▶ WRITTEN EXERCISE:
Transcribe all of the data exactly. Omit the pictures.

[Records from a collection]
==================================================
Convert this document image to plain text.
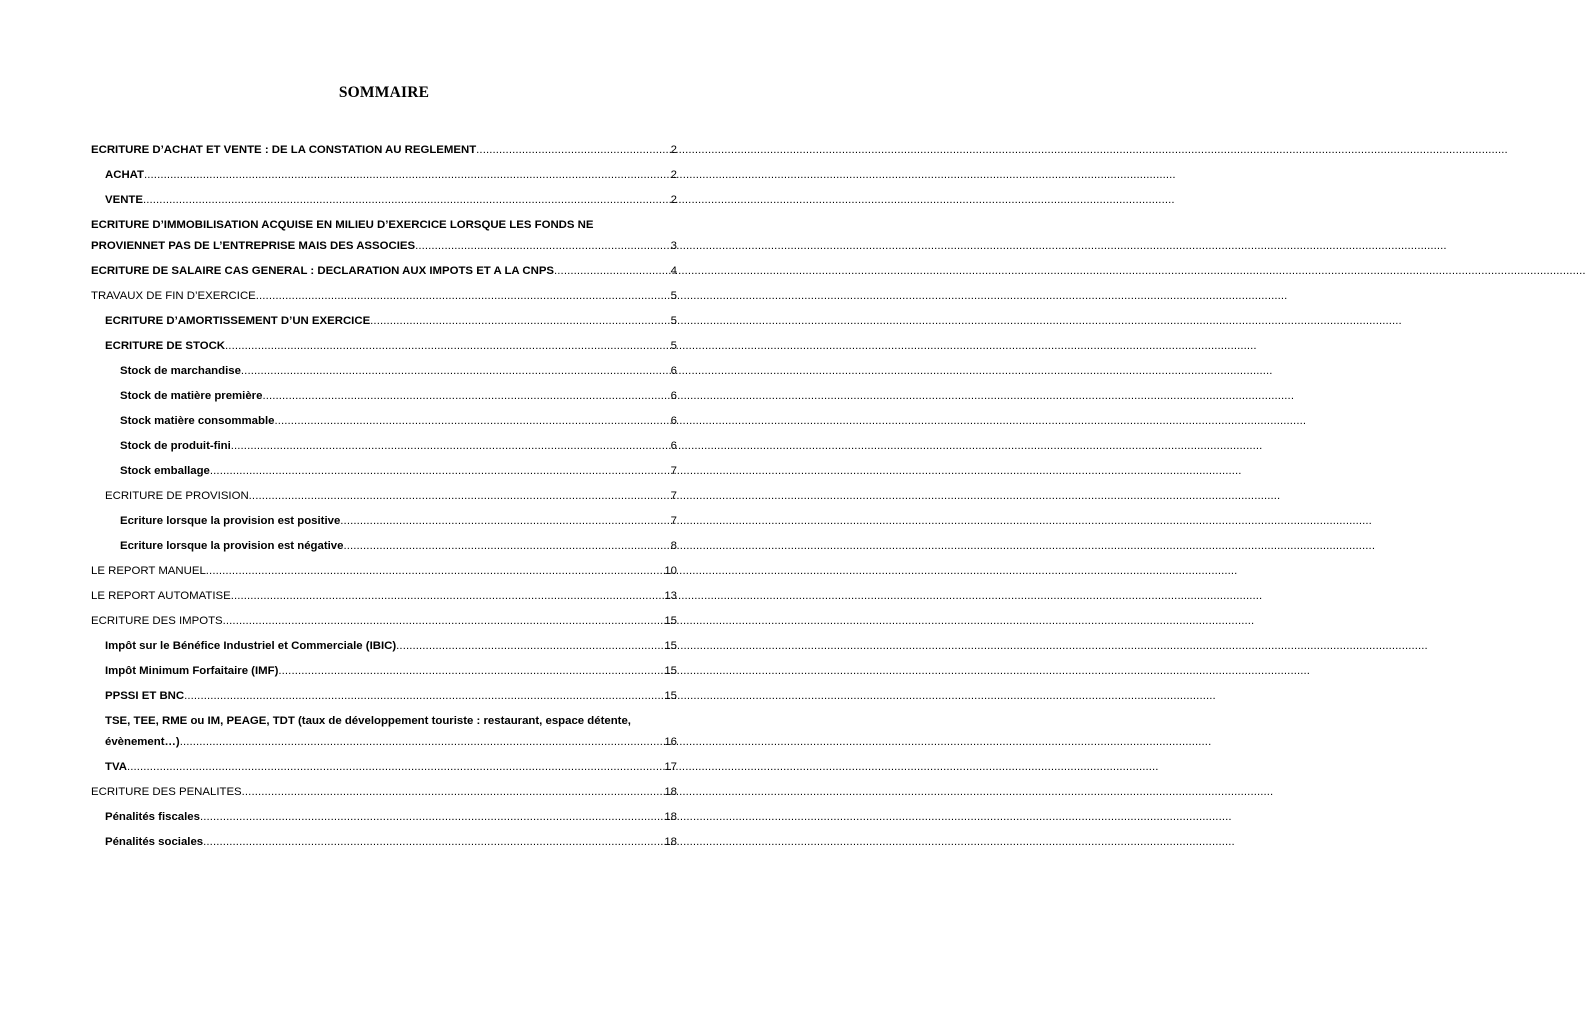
SOMMAIRE
ECRITURE D’ACHAT ET VENTE : DE LA CONSTATION AU REGLEMENT .....	2
ACHAT .....	2
VENTE .....	2
ECRITURE D’IMMOBILISATION ACQUISE EN MILIEU D’EXERCICE LORSQUE LES FONDS NE
PROVIENNET PAS DE L’ENTREPRISE MAIS DES ASSOCIES .....	3
ECRITURE DE SALAIRE CAS GENERAL : DECLARATION AUX IMPOTS ET A LA CNPS .....	4
TRAVAUX DE FIN D’EXERCICE .....	5
ECRITURE D’AMORTISSEMENT D’UN EXERCICE .....	5
ECRITURE DE STOCK .....	5
Stock de marchandise .....	6
Stock de matière première .....	6
Stock matière consommable .....	6
Stock de produit-fini .....	6
Stock emballage .....	7
ECRITURE DE PROVISION .....	7
Ecriture lorsque la provision est positive .....	7
Ecriture lorsque la provision est négative .....	8
LE REPORT MANUEL .....	10
LE REPORT AUTOMATISE .....	13
ECRITURE DES IMPOTS .....	15
Impôt sur le Bénéfice Industriel et Commerciale (IBIC) .....	15
Impôt Minimum Forfaitaire (IMF) .....	15
PPSSI ET BNC .....	15
TSE, TEE, RME ou IM, PEAGE, TDT (taux de développement touriste : restaurant, espace détente,
évènement…) .....	16
TVA .....	17
ECRITURE DES PENALITES .....	18
Pénalités fiscales .....	18
Pénalités sociales .....	18
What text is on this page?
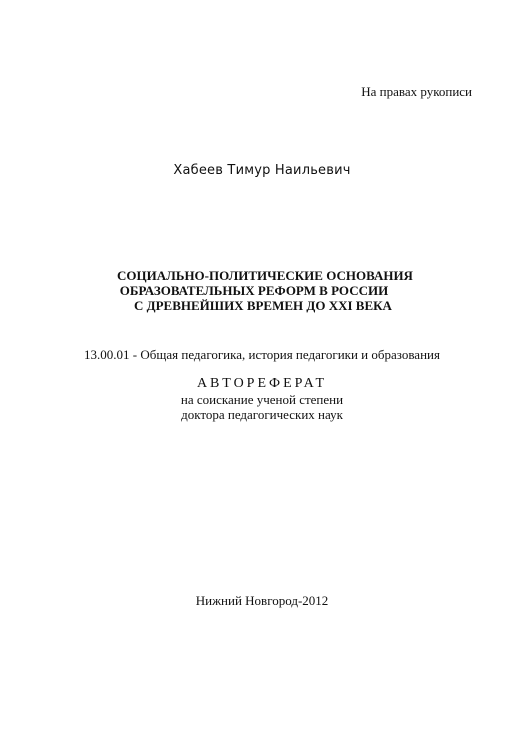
На правах рукописи
Хабеев Тимур Наильевич
СОЦИАЛЬНО-ПОЛИТИЧЕСКИЕ ОСНОВАНИЯ
ОБРАЗОВАТЕЛЬНЫХ РЕФОРМ В РОССИИ
С ДРЕВНЕЙШИХ ВРЕМЕН ДО XXI ВЕКА
13.00.01 - Общая педагогика, история педагогики и образования
АВТОРЕФЕРАТ
на соискание ученой степени
доктора педагогических наук
Нижний Новгород-2012
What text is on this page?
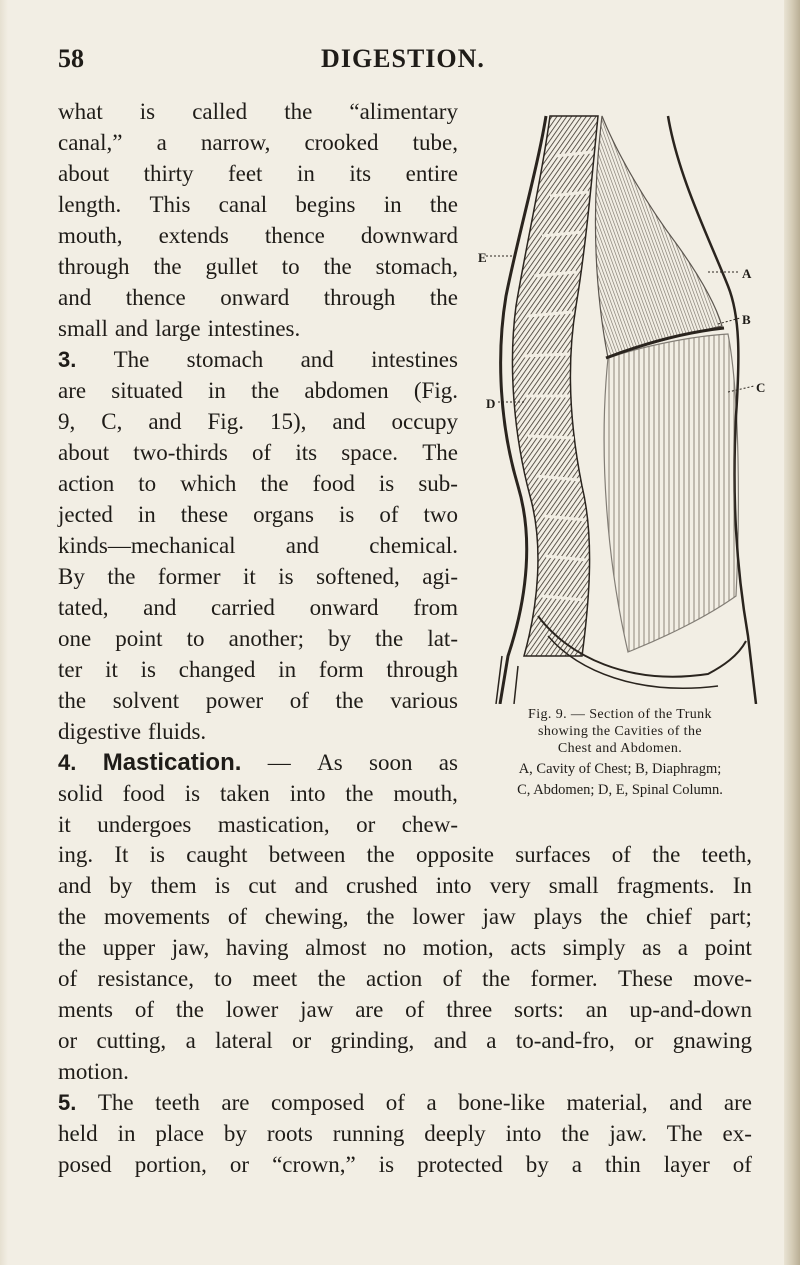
58	DIGESTION.
what is called the “alimentary
canal,” a narrow, crooked tube,
about thirty feet in its entire
length. This canal begins in the
mouth, extends thence downward
through the gullet to the stomach,
and thence onward through the
small and large intestines.
3. The stomach and intestines
are situated in the abdomen (Fig.
9, C, and Fig. 15), and occupy
about two-thirds of its space. The
action to which the food is sub-
jected in these organs is of two
kinds—mechanical and chemical.
By the former it is softened, agi-
tated, and carried onward from
one point to another; by the lat-
ter it is changed in form through
the solvent power of the various
digestive fluids.
4. Mastication. — As soon as
solid food is taken into the mouth,
it undergoes mastication, or chew-
E
A
B
D
C
Fig. 9. — Section of the Trunk
showing the Cavities of the
Chest and Abdomen.
A, Cavity of Chest; B, Diaphragm;
C, Abdomen; D, E, Spinal Column.
ing. It is caught between the opposite surfaces of the teeth,
and by them is cut and crushed into very small fragments. In
the movements of chewing, the lower jaw plays the chief part;
the upper jaw, having almost no motion, acts simply as a point
of resistance, to meet the action of the former. These move-
ments of the lower jaw are of three sorts: an up-and-down
or cutting, a lateral or grinding, and a to-and-fro, or gnawing
motion.
5. The teeth are composed of a bone-like material, and are
held in place by roots running deeply into the jaw. The ex-
posed portion, or “crown,” is protected by a thin layer of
==================================================
▶ WORKED SOLUTION:
Convert this document image to plain text.
SOMMAIRE
ECRITURE D’ACHAT ET VENTE : DE LA CONSTATION AU REGLEMENT .....	2
ACHAT .....	2
VENTE .....	2
ECRITURE D’IMMOBILISATION ACQUISE EN MILIEU D’EXERCICE LORSQUE LES FONDS NE
PROVIENNET PAS DE L’ENTREPRISE MAIS DES ASSOCIES .....	3
ECRITURE DE SALAIRE CAS GENERAL : DECLARATION AUX IMPOTS ET A LA CNPS .....	4
TRAVAUX DE FIN D’EXERCICE .....	5
ECRITURE D’AMORTISSEMENT D’UN EXERCICE .....	5
ECRITURE DE STOCK .....	5
Stock de marchandise .....	6
Stock de matière première .....	6
Stock matière consommable .....	6
Stock de produit-fini .....	6
Stock emballage .....	7
ECRITURE DE PROVISION .....	7
Ecriture lorsque la provision est positive .....	7
Ecriture lorsque la provision est négative .....	8
LE REPORT MANUEL .....	10
LE REPORT AUTOMATISE .....	13
ECRITURE DES IMPOTS .....	15
Impôt sur le Bénéfice Industriel et Commerciale (IBIC) .....	15
Impôt Minimum Forfaitaire (IMF) .....	15
PPSSI ET BNC .....	15
TSE, TEE, RME ou IM, PEAGE, TDT (taux de développement touriste : restaurant, espace détente,
évènement…) .....	16
TVA .....	17
ECRITURE DES PENALITES .....	18
Pénalités fiscales .....	18
Pénalités sociales .....	18
What text is on this page?
На правах рукописи
Хабеев Тимур Наильевич
СОЦИАЛЬНО-ПОЛИТИЧЕСКИЕ ОСНОВАНИЯ
ОБРАЗОВАТЕЛЬНЫХ РЕФОРМ В РОССИИ
С ДРЕВНЕЙШИХ ВРЕМЕН ДО XXI ВЕКА
13.00.01 - Общая педагогика, история педагогики и образования
АВТОРЕФЕРАТ
на соискание ученой степени
доктора педагогических наук
Нижний Новгород-2012
What text is on this page?
58	DIGESTION.
what is called the “alimentary
canal,” a narrow, crooked tube,
about thirty feet in its entire
length. This canal begins in the
mouth, extends thence downward
through the gullet to the stomach,
and thence onward through the
small and large intestines.
3. The stomach and intestines
are situated in the abdomen (Fig.
9, C, and Fig. 15), and occupy
about two-thirds of its space. The
action to which the food is sub-
jected in these organs is of two
kinds—mechanical and chemical.
By the former it is softened, agi-
tated, and carried onward from
one point to another; by the lat-
ter it is changed in form through
the solvent power of the various
digestive fluids.
4. Mastication. — As soon as
solid food is taken into the mouth,
it undergoes mastication, or chew-
E
A
B
D
C
Fig. 9. — Section of the Trunk
showing the Cavities of the
Chest and Abdomen.
A, Cavity of Chest; B, Diaphragm;
C, Abdomen; D, E, Spinal Column.
ing. It is caught between the opposite surfaces of the teeth,
and by them is cut and crushed into very small fragments. In
the movements of chewing, the lower jaw plays the chief part;
the upper jaw, having almost no motion, acts simply as a point
of resistance, to meet the action of the former. These move-
ments of the lower jaw are of three sorts: an up-and-down
or cutting, a lateral or grinding, and a to-and-fro, or gnawing
motion.
5. The teeth are composed of a bone-like material, and are
held in place by roots running deeply into the jaw. The ex-
posed portion, or “crown,” is protected by a thin layer of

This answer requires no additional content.